| What needs to be done |
Output an exact reproduction of the data.

(Extracted records)
..............................

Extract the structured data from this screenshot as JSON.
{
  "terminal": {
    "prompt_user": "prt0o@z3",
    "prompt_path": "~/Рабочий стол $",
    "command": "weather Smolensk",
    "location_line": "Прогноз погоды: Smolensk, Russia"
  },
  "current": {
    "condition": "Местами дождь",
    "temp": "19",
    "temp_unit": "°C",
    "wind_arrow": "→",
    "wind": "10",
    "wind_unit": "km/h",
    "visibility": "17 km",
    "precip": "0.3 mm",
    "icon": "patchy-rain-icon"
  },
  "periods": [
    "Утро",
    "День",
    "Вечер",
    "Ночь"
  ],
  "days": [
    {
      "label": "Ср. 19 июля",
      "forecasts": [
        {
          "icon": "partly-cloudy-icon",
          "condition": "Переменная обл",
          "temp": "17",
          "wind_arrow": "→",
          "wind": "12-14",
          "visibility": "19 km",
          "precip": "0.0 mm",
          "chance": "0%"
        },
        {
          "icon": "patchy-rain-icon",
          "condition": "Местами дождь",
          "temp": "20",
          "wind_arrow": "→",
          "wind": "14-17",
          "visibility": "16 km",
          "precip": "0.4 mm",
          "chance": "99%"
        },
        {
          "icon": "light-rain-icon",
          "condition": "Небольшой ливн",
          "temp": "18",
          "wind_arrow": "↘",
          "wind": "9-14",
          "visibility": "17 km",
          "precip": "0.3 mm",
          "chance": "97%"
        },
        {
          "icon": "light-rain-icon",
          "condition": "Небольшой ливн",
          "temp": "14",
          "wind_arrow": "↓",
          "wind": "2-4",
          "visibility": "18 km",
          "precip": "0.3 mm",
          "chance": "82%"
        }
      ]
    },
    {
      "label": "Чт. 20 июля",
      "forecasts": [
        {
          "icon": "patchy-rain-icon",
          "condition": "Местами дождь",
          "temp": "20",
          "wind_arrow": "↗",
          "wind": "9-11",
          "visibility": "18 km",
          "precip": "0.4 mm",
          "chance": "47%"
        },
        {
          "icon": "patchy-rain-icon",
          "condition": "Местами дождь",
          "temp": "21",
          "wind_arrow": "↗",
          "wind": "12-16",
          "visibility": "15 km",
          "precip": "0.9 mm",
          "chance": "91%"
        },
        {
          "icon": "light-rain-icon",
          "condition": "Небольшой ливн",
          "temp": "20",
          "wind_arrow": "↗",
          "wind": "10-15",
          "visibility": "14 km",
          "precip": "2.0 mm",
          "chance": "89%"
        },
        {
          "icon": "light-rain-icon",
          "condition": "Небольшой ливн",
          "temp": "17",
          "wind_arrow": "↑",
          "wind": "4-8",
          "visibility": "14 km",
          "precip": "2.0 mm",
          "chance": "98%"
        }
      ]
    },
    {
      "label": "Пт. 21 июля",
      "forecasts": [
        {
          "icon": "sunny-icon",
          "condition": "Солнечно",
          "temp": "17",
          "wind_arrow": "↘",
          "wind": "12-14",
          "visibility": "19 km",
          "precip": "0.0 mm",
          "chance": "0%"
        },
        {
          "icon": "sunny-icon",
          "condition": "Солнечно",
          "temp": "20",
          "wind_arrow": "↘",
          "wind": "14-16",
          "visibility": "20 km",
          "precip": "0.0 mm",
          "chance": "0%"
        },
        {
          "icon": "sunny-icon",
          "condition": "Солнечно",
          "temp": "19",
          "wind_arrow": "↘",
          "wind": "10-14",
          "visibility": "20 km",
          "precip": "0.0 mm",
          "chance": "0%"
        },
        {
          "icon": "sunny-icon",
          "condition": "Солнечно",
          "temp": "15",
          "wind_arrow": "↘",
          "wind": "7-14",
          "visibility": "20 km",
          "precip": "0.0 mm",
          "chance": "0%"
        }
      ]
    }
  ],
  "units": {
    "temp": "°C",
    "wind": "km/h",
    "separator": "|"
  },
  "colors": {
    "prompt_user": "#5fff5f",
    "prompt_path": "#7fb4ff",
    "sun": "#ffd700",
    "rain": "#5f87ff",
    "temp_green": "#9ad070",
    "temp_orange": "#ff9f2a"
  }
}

..............................

| The response |
Extract the structured data from this screenshot as JSON.
{
  "terminal": {
    "prompt_user": "prt0o@z3",
    "prompt_path": "~/Рабочий стол $",
    "command": "weather Smolensk",
    "location_line": "Прогноз погоды: Smolensk, Russia"
  },
  "current": {
    "condition": "Местами дождь",
    "temp": "19",
    "temp_unit": "°C",
    "wind_arrow": "→",
    "wind": "10",
    "wind_unit": "km/h",
    "visibility": "17 km",
    "precip": "0.3 mm",
    "icon": "patchy-rain-icon"
  },
  "periods": [
    "Утро",
    "День",
    "Вечер",
    "Ночь"
  ],
  "days": [
    {
      "label": "Ср. 19 июля",
      "forecasts": [
        {
          "icon": "partly-cloudy-icon",
          "condition": "Переменная обл",
          "temp": "17",
          "wind_arrow": "→",
          "wind": "12-14",
          "visibility": "19 km",
          "precip": "0.0 mm",
          "chance": "0%"
        },
        {
          "icon": "patchy-rain-icon",
          "condition": "Местами дождь",
          "temp": "20",
          "wind_arrow": "→",
          "wind": "14-17",
          "visibility": "16 km",
          "precip": "0.4 mm",
          "chance": "99%"
        },
        {
          "icon": "light-rain-icon",
          "condition": "Небольшой ливн",
          "temp": "18",
          "wind_arrow": "↘",
          "wind": "9-14",
          "visibility": "17 km",
          "precip": "0.3 mm",
          "chance": "97%"
        },
        {
          "icon": "light-rain-icon",
          "condition": "Небольшой ливн",
          "temp": "14",
          "wind_arrow": "↓",
          "wind": "2-4",
          "visibility": "18 km",
          "precip": "0.3 mm",
          "chance": "82%"
        }
      ]
    },
    {
      "label": "Чт. 20 июля",
      "forecasts": [
        {
          "icon": "patchy-rain-icon",
          "condition": "Местами дождь",
          "temp": "20",
          "wind_arrow": "↗",
          "wind": "9-11",
          "visibility": "18 km",
          "precip": "0.4 mm",
          "chance": "47%"
        },
        {
          "icon": "patchy-rain-icon",
          "condition": "Местами дождь",
          "temp": "21",
          "wind_arrow": "↗",
          "wind": "12-16",
          "visibility": "15 km",
          "precip": "0.9 mm",
          "chance": "91%"
        },
        {
          "icon": "light-rain-icon",
          "condition": "Небольшой ливн",
          "temp": "20",
          "wind_arrow": "↗",
          "wind": "10-15",
          "visibility": "14 km",
          "precip": "2.0 mm",
          "chance": "89%"
        },
        {
          "icon": "light-rain-icon",
          "condition": "Небольшой ливн",
          "temp": "17",
          "wind_arrow": "↑",
          "wind": "4-8",
          "visibility": "14 km",
          "precip": "2.0 mm",
          "chance": "98%"
        }
      ]
    },
    {
      "label": "Пт. 21 июля",
      "forecasts": [
        {
          "icon": "sunny-icon",
          "condition": "Солнечно",
          "temp": "17",
          "wind_arrow": "↘",
          "wind": "12-14",
          "visibility": "19 km",
          "precip": "0.0 mm",
          "chance": "0%"
        },
        {
          "icon": "sunny-icon",
          "condition": "Солнечно",
          "temp": "20",
          "wind_arrow": "↘",
          "wind": "14-16",
          "visibility": "20 km",
          "precip": "0.0 mm",
          "chance": "0%"
        },
        {
          "icon": "sunny-icon",
          "condition": "Солнечно",
          "temp": "19",
          "wind_arrow": "↘",
          "wind": "10-14",
          "visibility": "20 km",
          "precip": "0.0 mm",
          "chance": "0%"
        },
        {
          "icon": "sunny-icon",
          "condition": "Солнечно",
          "temp": "15",
          "wind_arrow": "↘",
          "wind": "7-14",
          "visibility": "20 km",
          "precip": "0.0 mm",
          "chance": "0%"
        }
      ]
    }
  ],
  "units": {
    "temp": "°C",
    "wind": "km/h",
    "separator": "|"
  },
  "colors": {
    "prompt_user": "#5fff5f",
    "prompt_path": "#7fb4ff",
    "sun": "#ffd700",
    "rain": "#5f87ff",
    "temp_green": "#9ad070",
    "temp_orange": "#ff9f2a"
  }
}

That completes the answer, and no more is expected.